(Problem description) Provide an exact copy of the data, excluding the images.

(Records that describe figures)
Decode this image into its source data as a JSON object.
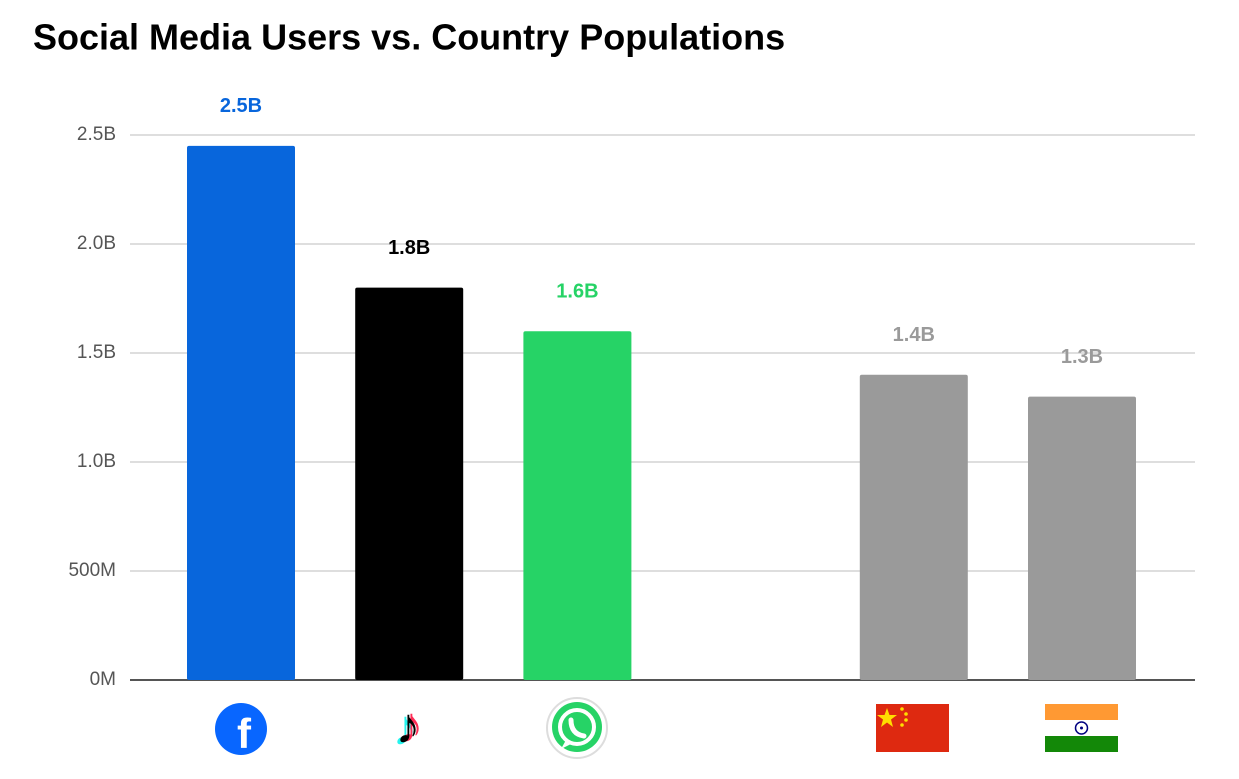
{
  "chart_data": {
    "type": "bar",
    "title": "Social Media Users vs. Country Populations",
    "categories": [
      null,
      null,
      null,
      null,
      null,
      null
    ],
    "values": [
      2450000000,
      1800000000,
      1600000000,
      null,
      1400000000,
      1300000000
    ],
    "value_labels": [
      "2.5B",
      "1.8B",
      "1.6B",
      null,
      "1.4B",
      "1.3B"
    ],
    "colors": [
      "#0866dc",
      "#000000",
      "#26d366",
      null,
      "#9a9a9a",
      "#9a9a9a"
    ],
    "ylim": [
      0,
      2500000000
    ],
    "yticks": [
      {
        "value": 0,
        "label": "0M"
      },
      {
        "value": 500000000,
        "label": "500M"
      },
      {
        "value": 1000000000,
        "label": "1.0B"
      },
      {
        "value": 1500000000,
        "label": "1.5B"
      },
      {
        "value": 2000000000,
        "label": "2.0B"
      },
      {
        "value": 2500000000,
        "label": "2.5B"
      }
    ],
    "grid": true
  }
}
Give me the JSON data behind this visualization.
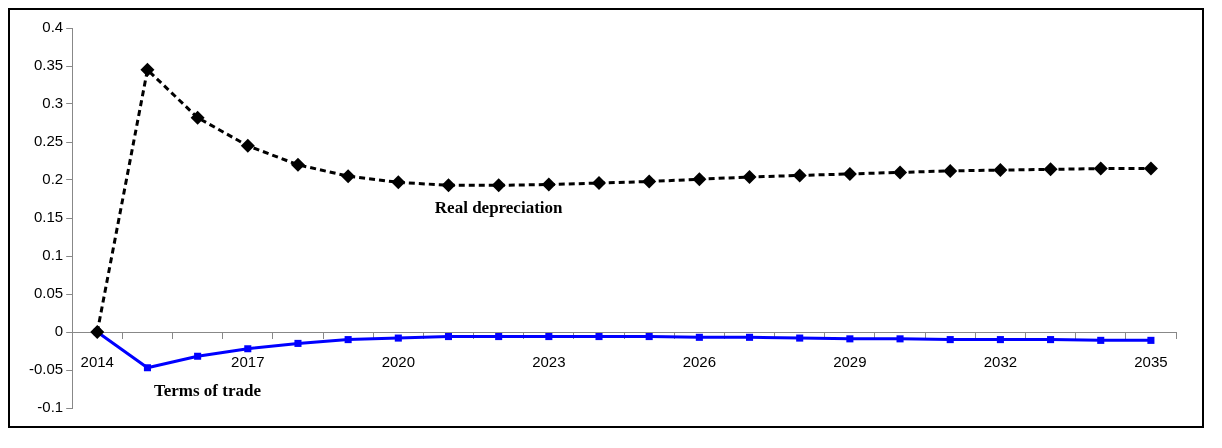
{
  "chart_data": {
    "type": "line",
    "categories": [
      "2014",
      null,
      null,
      "2017",
      null,
      null,
      "2020",
      null,
      null,
      "2023",
      null,
      null,
      "2026",
      null,
      null,
      "2029",
      null,
      null,
      "2032",
      null,
      null,
      "2035"
    ],
    "series": [
      {
        "name": "Real depreciation",
        "color": "#000000",
        "marker": "diamond",
        "line_style": "dashed",
        "values": [
          0,
          0.345,
          0.282,
          0.245,
          0.22,
          0.205,
          0.197,
          0.193,
          0.193,
          0.194,
          0.196,
          0.198,
          0.201,
          0.204,
          0.206,
          0.208,
          0.21,
          0.212,
          0.213,
          0.214,
          0.215,
          0.215
        ]
      },
      {
        "name": "Terms of trade",
        "color": "#0000ff",
        "marker": "square",
        "line_style": "solid",
        "values": [
          0,
          -0.047,
          -0.032,
          -0.022,
          -0.015,
          -0.01,
          -0.008,
          -0.006,
          -0.006,
          -0.006,
          -0.006,
          -0.006,
          -0.007,
          -0.007,
          -0.008,
          -0.009,
          -0.009,
          -0.01,
          -0.01,
          -0.01,
          -0.011,
          -0.011
        ]
      }
    ],
    "ylim": [
      -0.1,
      0.4
    ],
    "yticks": [
      -0.1,
      -0.05,
      0,
      0.05,
      0.1,
      0.15,
      0.2,
      0.25,
      0.3,
      0.35,
      0.4
    ],
    "grid": false,
    "legend": false
  }
}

(Solution below)
Decode this image into its source data as a JSON object.
{
  "chart_data": {
    "type": "bar",
    "title": "Social Media Users vs. Country Populations",
    "categories": [
      null,
      null,
      null,
      null,
      null,
      null
    ],
    "values": [
      2450000000,
      1800000000,
      1600000000,
      null,
      1400000000,
      1300000000
    ],
    "value_labels": [
      "2.5B",
      "1.8B",
      "1.6B",
      null,
      "1.4B",
      "1.3B"
    ],
    "colors": [
      "#0866dc",
      "#000000",
      "#26d366",
      null,
      "#9a9a9a",
      "#9a9a9a"
    ],
    "ylim": [
      0,
      2500000000
    ],
    "yticks": [
      {
        "value": 0,
        "label": "0M"
      },
      {
        "value": 500000000,
        "label": "500M"
      },
      {
        "value": 1000000000,
        "label": "1.0B"
      },
      {
        "value": 1500000000,
        "label": "1.5B"
      },
      {
        "value": 2000000000,
        "label": "2.0B"
      },
      {
        "value": 2500000000,
        "label": "2.5B"
      }
    ],
    "grid": true
  }
}
Give me the JSON data behind this visualization.
{
  "chart_data": {
    "type": "line",
    "categories": [
      "2014",
      null,
      null,
      "2017",
      null,
      null,
      "2020",
      null,
      null,
      "2023",
      null,
      null,
      "2026",
      null,
      null,
      "2029",
      null,
      null,
      "2032",
      null,
      null,
      "2035"
    ],
    "series": [
      {
        "name": "Real depreciation",
        "color": "#000000",
        "marker": "diamond",
        "line_style": "dashed",
        "values": [
          0,
          0.345,
          0.282,
          0.245,
          0.22,
          0.205,
          0.197,
          0.193,
          0.193,
          0.194,
          0.196,
          0.198,
          0.201,
          0.204,
          0.206,
          0.208,
          0.21,
          0.212,
          0.213,
          0.214,
          0.215,
          0.215
        ]
      },
      {
        "name": "Terms of trade",
        "color": "#0000ff",
        "marker": "square",
        "line_style": "solid",
        "values": [
          0,
          -0.047,
          -0.032,
          -0.022,
          -0.015,
          -0.01,
          -0.008,
          -0.006,
          -0.006,
          -0.006,
          -0.006,
          -0.006,
          -0.007,
          -0.007,
          -0.008,
          -0.009,
          -0.009,
          -0.01,
          -0.01,
          -0.01,
          -0.011,
          -0.011
        ]
      }
    ],
    "ylim": [
      -0.1,
      0.4
    ],
    "yticks": [
      -0.1,
      -0.05,
      0,
      0.05,
      0.1,
      0.15,
      0.2,
      0.25,
      0.3,
      0.35,
      0.4
    ],
    "grid": false,
    "legend": false
  }
}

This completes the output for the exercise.